[start]
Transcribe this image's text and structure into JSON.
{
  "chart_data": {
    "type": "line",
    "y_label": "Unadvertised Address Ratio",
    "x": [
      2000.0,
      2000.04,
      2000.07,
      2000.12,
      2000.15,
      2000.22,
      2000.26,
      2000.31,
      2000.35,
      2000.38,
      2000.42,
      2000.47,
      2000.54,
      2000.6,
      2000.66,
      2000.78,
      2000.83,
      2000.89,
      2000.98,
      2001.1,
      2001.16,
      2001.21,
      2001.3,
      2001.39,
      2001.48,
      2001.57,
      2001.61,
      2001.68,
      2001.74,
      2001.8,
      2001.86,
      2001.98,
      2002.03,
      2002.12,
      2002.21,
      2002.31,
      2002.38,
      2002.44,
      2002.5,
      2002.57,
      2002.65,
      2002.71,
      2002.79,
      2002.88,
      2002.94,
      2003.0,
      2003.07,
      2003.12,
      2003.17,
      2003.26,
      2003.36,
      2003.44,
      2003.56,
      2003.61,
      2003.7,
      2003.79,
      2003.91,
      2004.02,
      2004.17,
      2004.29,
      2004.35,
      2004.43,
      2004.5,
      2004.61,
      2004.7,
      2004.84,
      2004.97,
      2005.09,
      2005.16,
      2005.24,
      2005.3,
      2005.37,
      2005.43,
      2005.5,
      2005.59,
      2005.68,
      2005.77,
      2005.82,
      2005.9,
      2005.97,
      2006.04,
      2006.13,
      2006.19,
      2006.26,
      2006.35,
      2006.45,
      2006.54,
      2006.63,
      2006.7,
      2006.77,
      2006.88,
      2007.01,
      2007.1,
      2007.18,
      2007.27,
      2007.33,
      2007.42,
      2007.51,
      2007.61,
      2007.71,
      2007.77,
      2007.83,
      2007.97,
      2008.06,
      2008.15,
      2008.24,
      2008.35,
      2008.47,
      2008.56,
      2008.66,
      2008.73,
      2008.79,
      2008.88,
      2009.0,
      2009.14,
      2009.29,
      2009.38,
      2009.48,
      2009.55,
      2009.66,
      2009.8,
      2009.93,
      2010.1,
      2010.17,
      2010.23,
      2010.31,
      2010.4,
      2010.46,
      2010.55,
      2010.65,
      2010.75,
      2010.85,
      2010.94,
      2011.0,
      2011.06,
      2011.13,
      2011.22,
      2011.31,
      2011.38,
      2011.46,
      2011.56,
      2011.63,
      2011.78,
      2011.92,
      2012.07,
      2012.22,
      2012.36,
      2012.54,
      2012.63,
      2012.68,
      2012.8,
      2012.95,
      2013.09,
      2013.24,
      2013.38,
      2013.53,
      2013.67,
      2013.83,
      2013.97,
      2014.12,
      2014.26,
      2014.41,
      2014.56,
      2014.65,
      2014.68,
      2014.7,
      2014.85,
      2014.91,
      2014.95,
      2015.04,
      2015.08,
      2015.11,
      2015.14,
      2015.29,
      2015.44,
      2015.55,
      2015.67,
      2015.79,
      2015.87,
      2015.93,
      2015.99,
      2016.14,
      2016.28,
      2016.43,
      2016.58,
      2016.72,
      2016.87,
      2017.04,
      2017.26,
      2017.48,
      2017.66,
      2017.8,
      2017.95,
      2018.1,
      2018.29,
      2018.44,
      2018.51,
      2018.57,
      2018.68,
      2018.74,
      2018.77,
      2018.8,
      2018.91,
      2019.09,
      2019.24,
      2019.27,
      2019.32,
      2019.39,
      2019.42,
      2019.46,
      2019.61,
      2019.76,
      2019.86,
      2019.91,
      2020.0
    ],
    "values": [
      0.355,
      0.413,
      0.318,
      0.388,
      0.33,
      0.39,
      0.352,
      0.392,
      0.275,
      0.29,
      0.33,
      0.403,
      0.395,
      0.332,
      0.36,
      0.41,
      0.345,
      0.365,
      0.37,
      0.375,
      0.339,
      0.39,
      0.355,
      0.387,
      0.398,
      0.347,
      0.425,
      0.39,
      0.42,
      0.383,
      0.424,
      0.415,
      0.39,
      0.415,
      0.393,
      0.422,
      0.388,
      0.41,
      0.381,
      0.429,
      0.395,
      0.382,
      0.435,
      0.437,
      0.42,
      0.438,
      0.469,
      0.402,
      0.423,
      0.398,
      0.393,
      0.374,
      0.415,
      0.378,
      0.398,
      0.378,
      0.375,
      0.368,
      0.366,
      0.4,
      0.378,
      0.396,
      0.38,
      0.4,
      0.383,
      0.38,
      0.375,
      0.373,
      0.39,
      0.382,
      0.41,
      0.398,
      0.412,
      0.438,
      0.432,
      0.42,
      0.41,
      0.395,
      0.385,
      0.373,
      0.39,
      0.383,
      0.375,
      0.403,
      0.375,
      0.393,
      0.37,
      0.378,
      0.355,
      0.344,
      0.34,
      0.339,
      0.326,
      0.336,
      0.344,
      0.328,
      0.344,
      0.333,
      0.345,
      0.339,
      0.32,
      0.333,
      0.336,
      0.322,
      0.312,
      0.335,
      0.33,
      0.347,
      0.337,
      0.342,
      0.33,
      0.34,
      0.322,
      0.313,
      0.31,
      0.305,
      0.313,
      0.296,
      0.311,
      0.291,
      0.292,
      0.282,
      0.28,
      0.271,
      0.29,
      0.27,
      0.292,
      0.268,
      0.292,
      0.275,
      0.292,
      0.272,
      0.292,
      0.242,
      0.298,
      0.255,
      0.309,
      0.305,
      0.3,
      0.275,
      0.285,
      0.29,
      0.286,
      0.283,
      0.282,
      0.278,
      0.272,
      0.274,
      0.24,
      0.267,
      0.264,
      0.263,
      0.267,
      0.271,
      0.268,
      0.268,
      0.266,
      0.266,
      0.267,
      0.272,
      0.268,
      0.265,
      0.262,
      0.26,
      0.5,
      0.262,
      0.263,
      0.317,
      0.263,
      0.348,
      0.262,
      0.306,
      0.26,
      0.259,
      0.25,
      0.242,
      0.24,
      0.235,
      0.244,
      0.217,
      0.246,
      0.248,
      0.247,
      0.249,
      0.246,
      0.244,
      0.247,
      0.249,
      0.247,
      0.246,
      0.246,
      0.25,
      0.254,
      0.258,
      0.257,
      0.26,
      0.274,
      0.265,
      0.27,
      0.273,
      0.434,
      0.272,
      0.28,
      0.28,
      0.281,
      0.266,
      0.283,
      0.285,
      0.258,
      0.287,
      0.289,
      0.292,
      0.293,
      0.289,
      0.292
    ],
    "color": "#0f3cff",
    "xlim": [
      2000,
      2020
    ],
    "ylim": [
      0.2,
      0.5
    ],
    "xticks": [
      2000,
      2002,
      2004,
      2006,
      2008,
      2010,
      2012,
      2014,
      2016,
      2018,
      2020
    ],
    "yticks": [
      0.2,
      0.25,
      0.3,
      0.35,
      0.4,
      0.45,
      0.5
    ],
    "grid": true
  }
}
[end]
__The task__.
Write an exact transcription of every entry above.

__Answer to this task__.
Transcribe this image's text and structure into JSON.
{
  "chart_data": {
    "type": "line",
    "y_label": "Unadvertised Address Ratio",
    "x": [
      2000.0,
      2000.04,
      2000.07,
      2000.12,
      2000.15,
      2000.22,
      2000.26,
      2000.31,
      2000.35,
      2000.38,
      2000.42,
      2000.47,
      2000.54,
      2000.6,
      2000.66,
      2000.78,
      2000.83,
      2000.89,
      2000.98,
      2001.1,
      2001.16,
      2001.21,
      2001.3,
      2001.39,
      2001.48,
      2001.57,
      2001.61,
      2001.68,
      2001.74,
      2001.8,
      2001.86,
      2001.98,
      2002.03,
      2002.12,
      2002.21,
      2002.31,
      2002.38,
      2002.44,
      2002.5,
      2002.57,
      2002.65,
      2002.71,
      2002.79,
      2002.88,
      2002.94,
      2003.0,
      2003.07,
      2003.12,
      2003.17,
      2003.26,
      2003.36,
      2003.44,
      2003.56,
      2003.61,
      2003.7,
      2003.79,
      2003.91,
      2004.02,
      2004.17,
      2004.29,
      2004.35,
      2004.43,
      2004.5,
      2004.61,
      2004.7,
      2004.84,
      2004.97,
      2005.09,
      2005.16,
      2005.24,
      2005.3,
      2005.37,
      2005.43,
      2005.5,
      2005.59,
      2005.68,
      2005.77,
      2005.82,
      2005.9,
      2005.97,
      2006.04,
      2006.13,
      2006.19,
      2006.26,
      2006.35,
      2006.45,
      2006.54,
      2006.63,
      2006.7,
      2006.77,
      2006.88,
      2007.01,
      2007.1,
      2007.18,
      2007.27,
      2007.33,
      2007.42,
      2007.51,
      2007.61,
      2007.71,
      2007.77,
      2007.83,
      2007.97,
      2008.06,
      2008.15,
      2008.24,
      2008.35,
      2008.47,
      2008.56,
      2008.66,
      2008.73,
      2008.79,
      2008.88,
      2009.0,
      2009.14,
      2009.29,
      2009.38,
      2009.48,
      2009.55,
      2009.66,
      2009.8,
      2009.93,
      2010.1,
      2010.17,
      2010.23,
      2010.31,
      2010.4,
      2010.46,
      2010.55,
      2010.65,
      2010.75,
      2010.85,
      2010.94,
      2011.0,
      2011.06,
      2011.13,
      2011.22,
      2011.31,
      2011.38,
      2011.46,
      2011.56,
      2011.63,
      2011.78,
      2011.92,
      2012.07,
      2012.22,
      2012.36,
      2012.54,
      2012.63,
      2012.68,
      2012.8,
      2012.95,
      2013.09,
      2013.24,
      2013.38,
      2013.53,
      2013.67,
      2013.83,
      2013.97,
      2014.12,
      2014.26,
      2014.41,
      2014.56,
      2014.65,
      2014.68,
      2014.7,
      2014.85,
      2014.91,
      2014.95,
      2015.04,
      2015.08,
      2015.11,
      2015.14,
      2015.29,
      2015.44,
      2015.55,
      2015.67,
      2015.79,
      2015.87,
      2015.93,
      2015.99,
      2016.14,
      2016.28,
      2016.43,
      2016.58,
      2016.72,
      2016.87,
      2017.04,
      2017.26,
      2017.48,
      2017.66,
      2017.8,
      2017.95,
      2018.1,
      2018.29,
      2018.44,
      2018.51,
      2018.57,
      2018.68,
      2018.74,
      2018.77,
      2018.8,
      2018.91,
      2019.09,
      2019.24,
      2019.27,
      2019.32,
      2019.39,
      2019.42,
      2019.46,
      2019.61,
      2019.76,
      2019.86,
      2019.91,
      2020.0
    ],
    "values": [
      0.355,
      0.413,
      0.318,
      0.388,
      0.33,
      0.39,
      0.352,
      0.392,
      0.275,
      0.29,
      0.33,
      0.403,
      0.395,
      0.332,
      0.36,
      0.41,
      0.345,
      0.365,
      0.37,
      0.375,
      0.339,
      0.39,
      0.355,
      0.387,
      0.398,
      0.347,
      0.425,
      0.39,
      0.42,
      0.383,
      0.424,
      0.415,
      0.39,
      0.415,
      0.393,
      0.422,
      0.388,
      0.41,
      0.381,
      0.429,
      0.395,
      0.382,
      0.435,
      0.437,
      0.42,
      0.438,
      0.469,
      0.402,
      0.423,
      0.398,
      0.393,
      0.374,
      0.415,
      0.378,
      0.398,
      0.378,
      0.375,
      0.368,
      0.366,
      0.4,
      0.378,
      0.396,
      0.38,
      0.4,
      0.383,
      0.38,
      0.375,
      0.373,
      0.39,
      0.382,
      0.41,
      0.398,
      0.412,
      0.438,
      0.432,
      0.42,
      0.41,
      0.395,
      0.385,
      0.373,
      0.39,
      0.383,
      0.375,
      0.403,
      0.375,
      0.393,
      0.37,
      0.378,
      0.355,
      0.344,
      0.34,
      0.339,
      0.326,
      0.336,
      0.344,
      0.328,
      0.344,
      0.333,
      0.345,
      0.339,
      0.32,
      0.333,
      0.336,
      0.322,
      0.312,
      0.335,
      0.33,
      0.347,
      0.337,
      0.342,
      0.33,
      0.34,
      0.322,
      0.313,
      0.31,
      0.305,
      0.313,
      0.296,
      0.311,
      0.291,
      0.292,
      0.282,
      0.28,
      0.271,
      0.29,
      0.27,
      0.292,
      0.268,
      0.292,
      0.275,
      0.292,
      0.272,
      0.292,
      0.242,
      0.298,
      0.255,
      0.309,
      0.305,
      0.3,
      0.275,
      0.285,
      0.29,
      0.286,
      0.283,
      0.282,
      0.278,
      0.272,
      0.274,
      0.24,
      0.267,
      0.264,
      0.263,
      0.267,
      0.271,
      0.268,
      0.268,
      0.266,
      0.266,
      0.267,
      0.272,
      0.268,
      0.265,
      0.262,
      0.26,
      0.5,
      0.262,
      0.263,
      0.317,
      0.263,
      0.348,
      0.262,
      0.306,
      0.26,
      0.259,
      0.25,
      0.242,
      0.24,
      0.235,
      0.244,
      0.217,
      0.246,
      0.248,
      0.247,
      0.249,
      0.246,
      0.244,
      0.247,
      0.249,
      0.247,
      0.246,
      0.246,
      0.25,
      0.254,
      0.258,
      0.257,
      0.26,
      0.274,
      0.265,
      0.27,
      0.273,
      0.434,
      0.272,
      0.28,
      0.28,
      0.281,
      0.266,
      0.283,
      0.285,
      0.258,
      0.287,
      0.289,
      0.292,
      0.293,
      0.289,
      0.292
    ],
    "color": "#0f3cff",
    "xlim": [
      2000,
      2020
    ],
    "ylim": [
      0.2,
      0.5
    ],
    "xticks": [
      2000,
      2002,
      2004,
      2006,
      2008,
      2010,
      2012,
      2014,
      2016,
      2018,
      2020
    ],
    "yticks": [
      0.2,
      0.25,
      0.3,
      0.35,
      0.4,
      0.45,
      0.5
    ],
    "grid": true
  }
}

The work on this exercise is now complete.